▸ **WORK TO COMPLETE**
Reproduce the portion of the strawberry recipe below, starting at "4. Add 500g" and ending at "or pref dissolved.".

Yay.  I’m coming along at the start lol.


Strawberry snapps recipe, I tend to just through it all in so don’t really measure but here is what I do.

1. Get one of those large square bottles of water from supermarket and when empty
2. Pour in a whole bottle of 1 litre bottle of vodka
3. Half fill the empty vodka bottle with water and pour into bug plastic bottle.
4. Add third of a bag of sugar ( caster or granulated)
4. Add 500g strawberry ( bag and half of sandwich bag filled with frozen strawberry, if you have frozen from last yr like I do)
5. Give a shake till sugar almost dissolved or pref dissolved.
6. Store in a chilled or dark place and shake for couple mins each day for a week
7. Leave for 4-6 wks.
8. Siphon off and bottle.
8. Make vodka jam with the spent strawberry ( bit of dark pink or red food colouring brings back the colour.
9. Drink in its own or a long glass with lemonade a sprig of apple mint and a frozen strawb on a summers eve.

▸ **SUPPLIED MATERIAL**

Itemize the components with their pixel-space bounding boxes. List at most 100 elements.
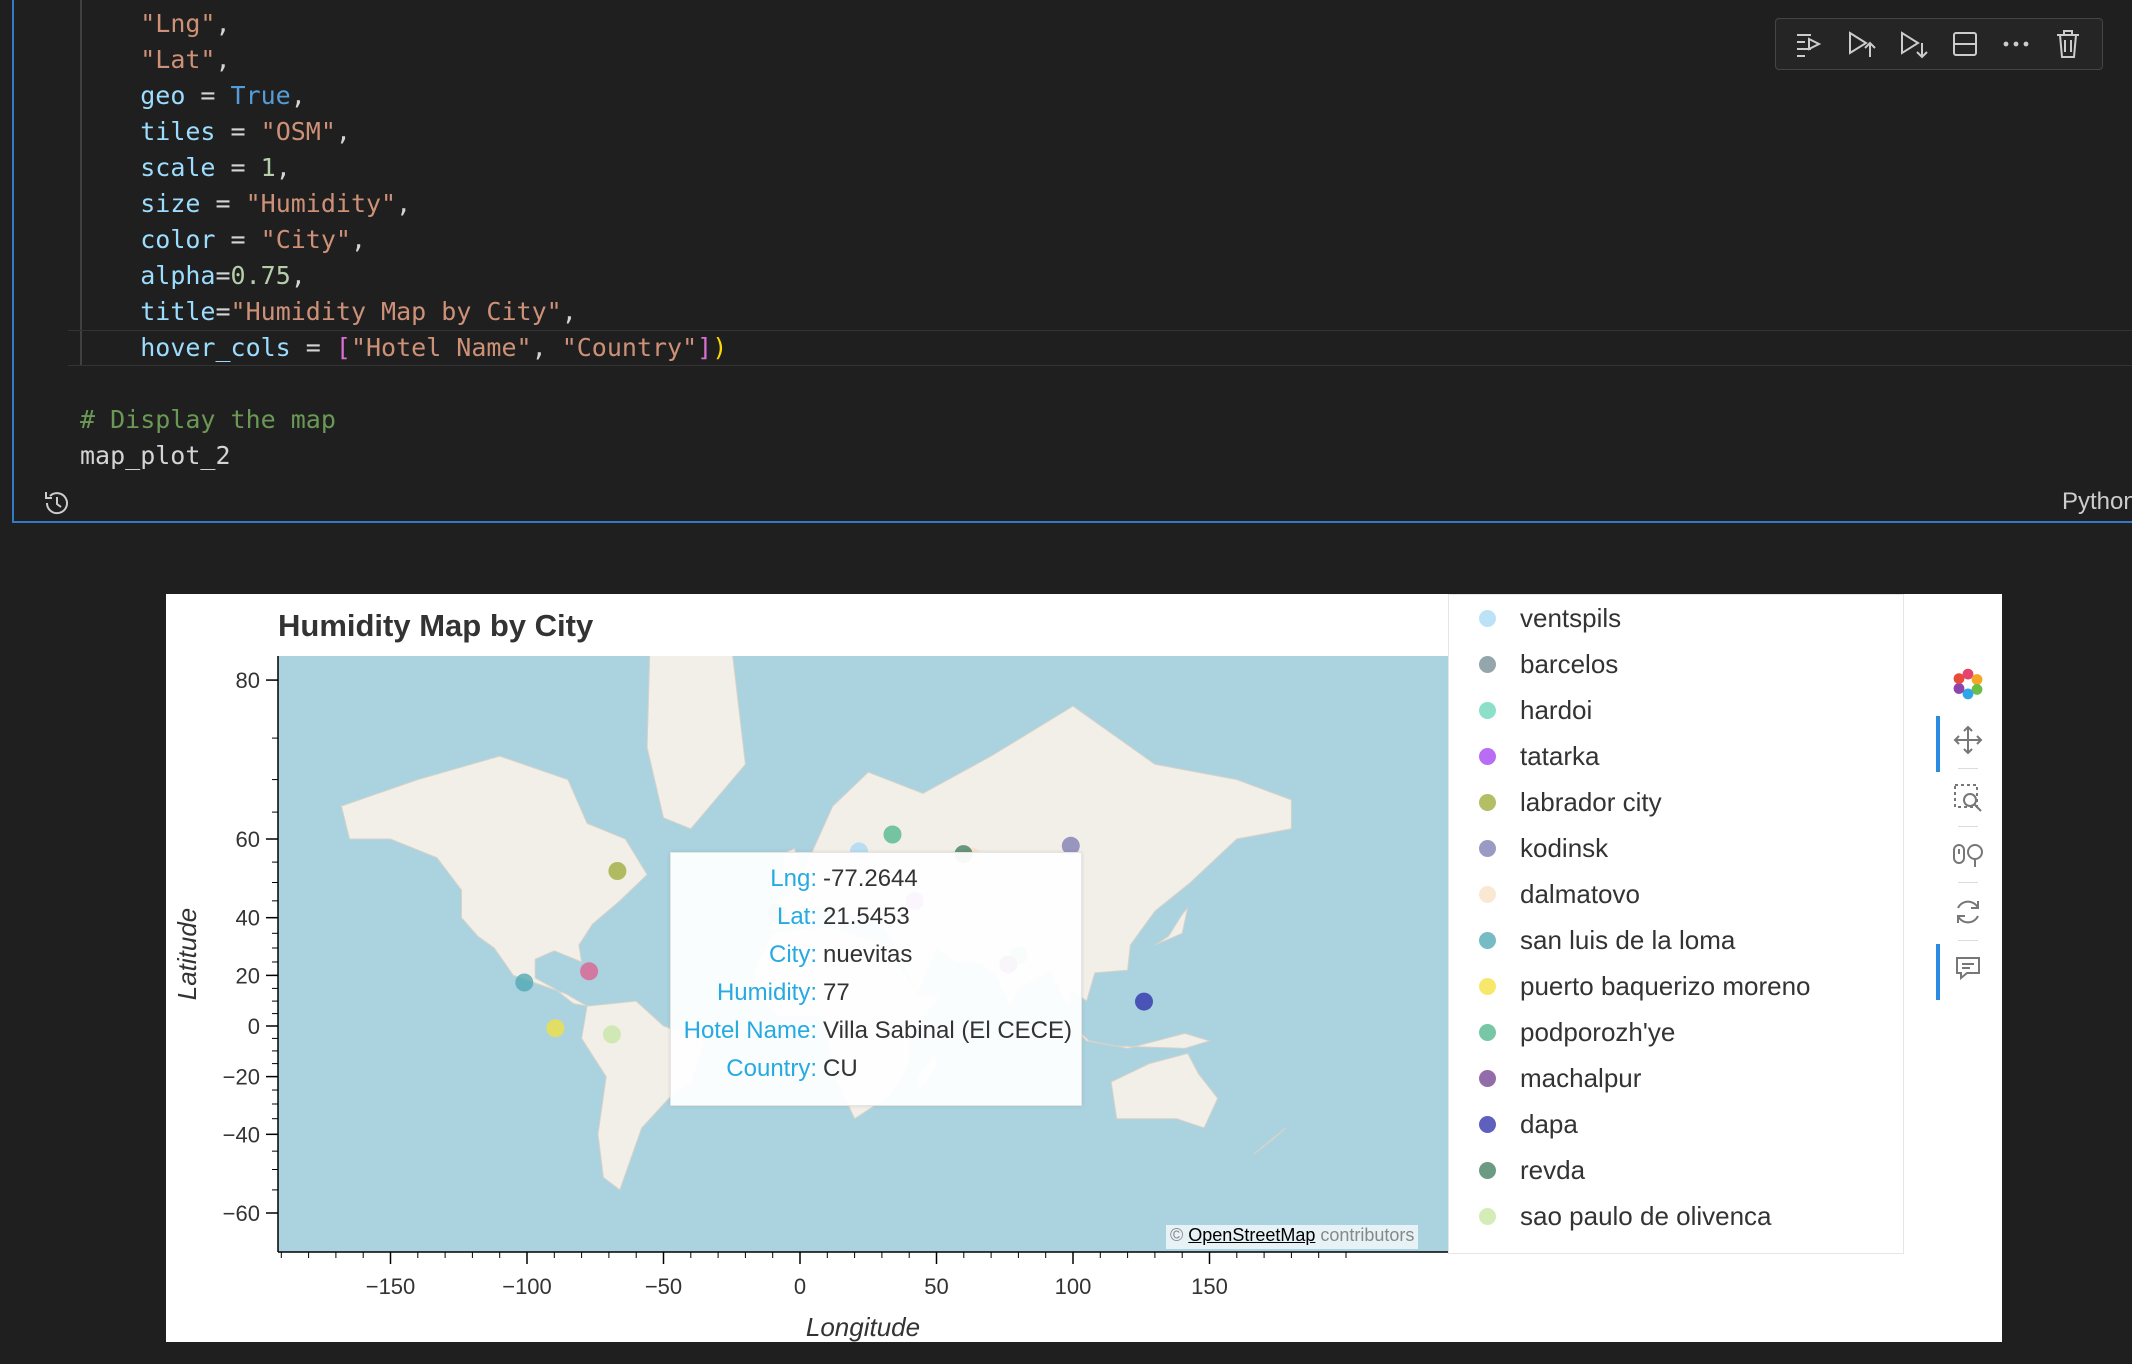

▸ **EXPECTED ANSWER**
4. Add 500g strawberry ( bag and half of sandwich bag filled with frozen strawberry, if you have frozen from last yr like I do)
5. Give a shake till sugar almost dissolved or pref dissolved.